**Provided entries**
------------------------------------
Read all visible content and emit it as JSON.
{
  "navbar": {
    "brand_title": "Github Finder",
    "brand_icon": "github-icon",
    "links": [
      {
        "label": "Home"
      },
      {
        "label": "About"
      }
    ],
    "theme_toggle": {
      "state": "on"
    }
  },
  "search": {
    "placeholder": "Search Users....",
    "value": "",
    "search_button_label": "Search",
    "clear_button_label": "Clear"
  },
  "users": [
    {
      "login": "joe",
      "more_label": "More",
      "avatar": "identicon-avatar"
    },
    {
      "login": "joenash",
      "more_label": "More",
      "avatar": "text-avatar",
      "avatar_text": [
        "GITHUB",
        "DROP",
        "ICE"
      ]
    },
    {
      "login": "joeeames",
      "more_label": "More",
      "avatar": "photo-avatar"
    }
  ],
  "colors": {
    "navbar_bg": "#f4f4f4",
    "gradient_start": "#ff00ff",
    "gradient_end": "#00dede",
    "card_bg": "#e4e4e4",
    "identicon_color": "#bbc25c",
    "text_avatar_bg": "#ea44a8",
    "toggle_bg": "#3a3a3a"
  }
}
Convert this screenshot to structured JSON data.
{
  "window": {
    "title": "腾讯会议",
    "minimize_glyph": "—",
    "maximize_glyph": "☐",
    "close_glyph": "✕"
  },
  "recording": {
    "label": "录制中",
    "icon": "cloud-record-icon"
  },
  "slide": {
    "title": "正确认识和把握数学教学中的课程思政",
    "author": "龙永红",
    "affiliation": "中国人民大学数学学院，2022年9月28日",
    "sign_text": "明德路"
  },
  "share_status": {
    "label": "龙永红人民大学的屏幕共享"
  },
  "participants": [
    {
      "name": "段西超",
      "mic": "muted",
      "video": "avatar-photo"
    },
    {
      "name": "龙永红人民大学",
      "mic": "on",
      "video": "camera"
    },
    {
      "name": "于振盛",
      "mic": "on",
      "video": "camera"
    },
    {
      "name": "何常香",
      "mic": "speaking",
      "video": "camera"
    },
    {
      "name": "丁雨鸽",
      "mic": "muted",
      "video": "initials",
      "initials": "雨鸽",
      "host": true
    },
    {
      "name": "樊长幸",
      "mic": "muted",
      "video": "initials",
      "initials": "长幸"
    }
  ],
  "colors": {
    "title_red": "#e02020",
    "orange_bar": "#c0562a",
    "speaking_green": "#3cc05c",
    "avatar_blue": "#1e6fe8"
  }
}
------------------------------------
**What you have to do**
Your task is to reproduce the whole listing exactly.

**Solution to the exercise**
Read all visible content and emit it as JSON.
{
  "navbar": {
    "brand_title": "Github Finder",
    "brand_icon": "github-icon",
    "links": [
      {
        "label": "Home"
      },
      {
        "label": "About"
      }
    ],
    "theme_toggle": {
      "state": "on"
    }
  },
  "search": {
    "placeholder": "Search Users....",
    "value": "",
    "search_button_label": "Search",
    "clear_button_label": "Clear"
  },
  "users": [
    {
      "login": "joe",
      "more_label": "More",
      "avatar": "identicon-avatar"
    },
    {
      "login": "joenash",
      "more_label": "More",
      "avatar": "text-avatar",
      "avatar_text": [
        "GITHUB",
        "DROP",
        "ICE"
      ]
    },
    {
      "login": "joeeames",
      "more_label": "More",
      "avatar": "photo-avatar"
    }
  ],
  "colors": {
    "navbar_bg": "#f4f4f4",
    "gradient_start": "#ff00ff",
    "gradient_end": "#00dede",
    "card_bg": "#e4e4e4",
    "identicon_color": "#bbc25c",
    "text_avatar_bg": "#ea44a8",
    "toggle_bg": "#3a3a3a"
  }
}
Convert this screenshot to structured JSON data.
{
  "window": {
    "title": "腾讯会议",
    "minimize_glyph": "—",
    "maximize_glyph": "☐",
    "close_glyph": "✕"
  },
  "recording": {
    "label": "录制中",
    "icon": "cloud-record-icon"
  },
  "slide": {
    "title": "正确认识和把握数学教学中的课程思政",
    "author": "龙永红",
    "affiliation": "中国人民大学数学学院，2022年9月28日",
    "sign_text": "明德路"
  },
  "share_status": {
    "label": "龙永红人民大学的屏幕共享"
  },
  "participants": [
    {
      "name": "段西超",
      "mic": "muted",
      "video": "avatar-photo"
    },
    {
      "name": "龙永红人民大学",
      "mic": "on",
      "video": "camera"
    },
    {
      "name": "于振盛",
      "mic": "on",
      "video": "camera"
    },
    {
      "name": "何常香",
      "mic": "speaking",
      "video": "camera"
    },
    {
      "name": "丁雨鸽",
      "mic": "muted",
      "video": "initials",
      "initials": "雨鸽",
      "host": true
    },
    {
      "name": "樊长幸",
      "mic": "muted",
      "video": "initials",
      "initials": "长幸"
    }
  ],
  "colors": {
    "title_red": "#e02020",
    "orange_bar": "#c0562a",
    "speaking_green": "#3cc05c",
    "avatar_blue": "#1e6fe8"
  }
}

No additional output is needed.